** start of DATASET EXCERPTS **

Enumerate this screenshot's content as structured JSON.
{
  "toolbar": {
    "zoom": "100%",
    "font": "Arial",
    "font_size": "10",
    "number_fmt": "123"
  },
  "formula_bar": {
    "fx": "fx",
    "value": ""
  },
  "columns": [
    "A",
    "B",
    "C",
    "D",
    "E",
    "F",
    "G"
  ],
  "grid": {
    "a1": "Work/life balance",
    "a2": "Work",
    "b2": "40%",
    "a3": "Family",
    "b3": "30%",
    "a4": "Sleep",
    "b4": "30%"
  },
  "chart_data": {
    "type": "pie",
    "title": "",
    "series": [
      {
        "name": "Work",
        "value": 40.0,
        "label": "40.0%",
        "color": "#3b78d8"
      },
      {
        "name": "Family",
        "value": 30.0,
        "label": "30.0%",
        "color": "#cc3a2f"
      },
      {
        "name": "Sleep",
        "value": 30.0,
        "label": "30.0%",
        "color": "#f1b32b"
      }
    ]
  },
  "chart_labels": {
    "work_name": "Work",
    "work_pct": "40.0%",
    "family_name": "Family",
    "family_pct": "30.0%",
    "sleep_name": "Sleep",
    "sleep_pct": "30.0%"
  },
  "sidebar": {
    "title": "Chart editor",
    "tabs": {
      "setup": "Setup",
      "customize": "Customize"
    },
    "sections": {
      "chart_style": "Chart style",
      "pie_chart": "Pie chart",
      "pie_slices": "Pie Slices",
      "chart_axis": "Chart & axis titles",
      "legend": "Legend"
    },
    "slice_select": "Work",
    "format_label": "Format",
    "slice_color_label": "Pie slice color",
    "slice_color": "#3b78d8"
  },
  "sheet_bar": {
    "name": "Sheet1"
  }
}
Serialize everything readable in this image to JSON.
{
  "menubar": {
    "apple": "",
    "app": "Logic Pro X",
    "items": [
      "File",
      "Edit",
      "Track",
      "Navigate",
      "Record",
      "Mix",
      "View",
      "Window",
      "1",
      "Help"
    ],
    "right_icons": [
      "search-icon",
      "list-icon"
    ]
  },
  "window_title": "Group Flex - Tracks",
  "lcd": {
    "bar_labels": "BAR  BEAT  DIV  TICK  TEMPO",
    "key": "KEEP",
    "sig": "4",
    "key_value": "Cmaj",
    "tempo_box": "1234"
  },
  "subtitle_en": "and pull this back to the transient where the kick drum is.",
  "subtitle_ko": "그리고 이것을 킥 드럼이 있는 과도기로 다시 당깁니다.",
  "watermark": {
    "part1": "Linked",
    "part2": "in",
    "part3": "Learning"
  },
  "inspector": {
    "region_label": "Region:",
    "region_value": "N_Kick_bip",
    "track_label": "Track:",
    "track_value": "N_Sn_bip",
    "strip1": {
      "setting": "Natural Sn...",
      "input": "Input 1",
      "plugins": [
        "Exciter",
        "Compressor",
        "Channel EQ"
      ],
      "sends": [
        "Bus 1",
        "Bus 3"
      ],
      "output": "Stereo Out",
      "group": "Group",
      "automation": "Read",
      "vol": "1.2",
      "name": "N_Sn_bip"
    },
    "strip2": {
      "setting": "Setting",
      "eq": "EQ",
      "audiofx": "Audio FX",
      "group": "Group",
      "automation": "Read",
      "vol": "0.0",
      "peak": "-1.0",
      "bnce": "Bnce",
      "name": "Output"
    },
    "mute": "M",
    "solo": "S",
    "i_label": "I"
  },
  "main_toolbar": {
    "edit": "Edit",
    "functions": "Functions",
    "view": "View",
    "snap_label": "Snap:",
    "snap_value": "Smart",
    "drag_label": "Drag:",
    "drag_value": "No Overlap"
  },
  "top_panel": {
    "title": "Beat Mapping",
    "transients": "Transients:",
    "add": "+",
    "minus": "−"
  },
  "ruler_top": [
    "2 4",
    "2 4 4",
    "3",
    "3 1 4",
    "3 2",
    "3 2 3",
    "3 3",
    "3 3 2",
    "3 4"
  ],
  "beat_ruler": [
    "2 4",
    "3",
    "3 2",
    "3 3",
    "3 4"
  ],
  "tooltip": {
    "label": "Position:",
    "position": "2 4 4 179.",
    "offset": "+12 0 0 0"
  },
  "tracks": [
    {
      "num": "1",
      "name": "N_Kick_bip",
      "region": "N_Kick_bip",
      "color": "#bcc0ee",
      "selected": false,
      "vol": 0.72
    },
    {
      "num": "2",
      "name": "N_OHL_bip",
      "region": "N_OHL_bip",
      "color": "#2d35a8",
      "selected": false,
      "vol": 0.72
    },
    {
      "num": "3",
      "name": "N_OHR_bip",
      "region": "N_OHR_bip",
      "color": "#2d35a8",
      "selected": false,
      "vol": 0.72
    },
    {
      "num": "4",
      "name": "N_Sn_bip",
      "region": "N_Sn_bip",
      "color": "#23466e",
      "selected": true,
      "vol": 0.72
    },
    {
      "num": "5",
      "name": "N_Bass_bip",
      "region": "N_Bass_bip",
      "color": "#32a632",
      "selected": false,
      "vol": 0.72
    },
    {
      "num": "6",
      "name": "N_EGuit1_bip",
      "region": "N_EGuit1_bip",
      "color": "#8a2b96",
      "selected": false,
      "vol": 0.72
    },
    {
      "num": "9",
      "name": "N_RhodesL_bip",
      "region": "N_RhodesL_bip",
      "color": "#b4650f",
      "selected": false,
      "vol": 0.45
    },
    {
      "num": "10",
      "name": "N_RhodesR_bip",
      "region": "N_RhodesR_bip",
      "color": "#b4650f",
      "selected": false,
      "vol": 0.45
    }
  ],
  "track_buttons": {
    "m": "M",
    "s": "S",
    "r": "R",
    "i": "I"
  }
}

** end of DATASET EXCERPTS **

### STATED GOAL:
Your task is to give the records above again, exactly.

### COMPLETE OUTPUT:
Enumerate this screenshot's content as structured JSON.
{
  "toolbar": {
    "zoom": "100%",
    "font": "Arial",
    "font_size": "10",
    "number_fmt": "123"
  },
  "formula_bar": {
    "fx": "fx",
    "value": ""
  },
  "columns": [
    "A",
    "B",
    "C",
    "D",
    "E",
    "F",
    "G"
  ],
  "grid": {
    "a1": "Work/life balance",
    "a2": "Work",
    "b2": "40%",
    "a3": "Family",
    "b3": "30%",
    "a4": "Sleep",
    "b4": "30%"
  },
  "chart_data": {
    "type": "pie",
    "title": "",
    "series": [
      {
        "name": "Work",
        "value": 40.0,
        "label": "40.0%",
        "color": "#3b78d8"
      },
      {
        "name": "Family",
        "value": 30.0,
        "label": "30.0%",
        "color": "#cc3a2f"
      },
      {
        "name": "Sleep",
        "value": 30.0,
        "label": "30.0%",
        "color": "#f1b32b"
      }
    ]
  },
  "chart_labels": {
    "work_name": "Work",
    "work_pct": "40.0%",
    "family_name": "Family",
    "family_pct": "30.0%",
    "sleep_name": "Sleep",
    "sleep_pct": "30.0%"
  },
  "sidebar": {
    "title": "Chart editor",
    "tabs": {
      "setup": "Setup",
      "customize": "Customize"
    },
    "sections": {
      "chart_style": "Chart style",
      "pie_chart": "Pie chart",
      "pie_slices": "Pie Slices",
      "chart_axis": "Chart & axis titles",
      "legend": "Legend"
    },
    "slice_select": "Work",
    "format_label": "Format",
    "slice_color_label": "Pie slice color",
    "slice_color": "#3b78d8"
  },
  "sheet_bar": {
    "name": "Sheet1"
  }
}
Serialize everything readable in this image to JSON.
{
  "menubar": {
    "apple": "",
    "app": "Logic Pro X",
    "items": [
      "File",
      "Edit",
      "Track",
      "Navigate",
      "Record",
      "Mix",
      "View",
      "Window",
      "1",
      "Help"
    ],
    "right_icons": [
      "search-icon",
      "list-icon"
    ]
  },
  "window_title": "Group Flex - Tracks",
  "lcd": {
    "bar_labels": "BAR  BEAT  DIV  TICK  TEMPO",
    "key": "KEEP",
    "sig": "4",
    "key_value": "Cmaj",
    "tempo_box": "1234"
  },
  "subtitle_en": "and pull this back to the transient where the kick drum is.",
  "subtitle_ko": "그리고 이것을 킥 드럼이 있는 과도기로 다시 당깁니다.",
  "watermark": {
    "part1": "Linked",
    "part2": "in",
    "part3": "Learning"
  },
  "inspector": {
    "region_label": "Region:",
    "region_value": "N_Kick_bip",
    "track_label": "Track:",
    "track_value": "N_Sn_bip",
    "strip1": {
      "setting": "Natural Sn...",
      "input": "Input 1",
      "plugins": [
        "Exciter",
        "Compressor",
        "Channel EQ"
      ],
      "sends": [
        "Bus 1",
        "Bus 3"
      ],
      "output": "Stereo Out",
      "group": "Group",
      "automation": "Read",
      "vol": "1.2",
      "name": "N_Sn_bip"
    },
    "strip2": {
      "setting": "Setting",
      "eq": "EQ",
      "audiofx": "Audio FX",
      "group": "Group",
      "automation": "Read",
      "vol": "0.0",
      "peak": "-1.0",
      "bnce": "Bnce",
      "name": "Output"
    },
    "mute": "M",
    "solo": "S",
    "i_label": "I"
  },
  "main_toolbar": {
    "edit": "Edit",
    "functions": "Functions",
    "view": "View",
    "snap_label": "Snap:",
    "snap_value": "Smart",
    "drag_label": "Drag:",
    "drag_value": "No Overlap"
  },
  "top_panel": {
    "title": "Beat Mapping",
    "transients": "Transients:",
    "add": "+",
    "minus": "−"
  },
  "ruler_top": [
    "2 4",
    "2 4 4",
    "3",
    "3 1 4",
    "3 2",
    "3 2 3",
    "3 3",
    "3 3 2",
    "3 4"
  ],
  "beat_ruler": [
    "2 4",
    "3",
    "3 2",
    "3 3",
    "3 4"
  ],
  "tooltip": {
    "label": "Position:",
    "position": "2 4 4 179.",
    "offset": "+12 0 0 0"
  },
  "tracks": [
    {
      "num": "1",
      "name": "N_Kick_bip",
      "region": "N_Kick_bip",
      "color": "#bcc0ee",
      "selected": false,
      "vol": 0.72
    },
    {
      "num": "2",
      "name": "N_OHL_bip",
      "region": "N_OHL_bip",
      "color": "#2d35a8",
      "selected": false,
      "vol": 0.72
    },
    {
      "num": "3",
      "name": "N_OHR_bip",
      "region": "N_OHR_bip",
      "color": "#2d35a8",
      "selected": false,
      "vol": 0.72
    },
    {
      "num": "4",
      "name": "N_Sn_bip",
      "region": "N_Sn_bip",
      "color": "#23466e",
      "selected": true,
      "vol": 0.72
    },
    {
      "num": "5",
      "name": "N_Bass_bip",
      "region": "N_Bass_bip",
      "color": "#32a632",
      "selected": false,
      "vol": 0.72
    },
    {
      "num": "6",
      "name": "N_EGuit1_bip",
      "region": "N_EGuit1_bip",
      "color": "#8a2b96",
      "selected": false,
      "vol": 0.72
    },
    {
      "num": "9",
      "name": "N_RhodesL_bip",
      "region": "N_RhodesL_bip",
      "color": "#b4650f",
      "selected": false,
      "vol": 0.45
    },
    {
      "num": "10",
      "name": "N_RhodesR_bip",
      "region": "N_RhodesR_bip",
      "color": "#b4650f",
      "selected": false,
      "vol": 0.45
    }
  ],
  "track_buttons": {
    "m": "M",
    "s": "S",
    "r": "R",
    "i": "I"
  }
}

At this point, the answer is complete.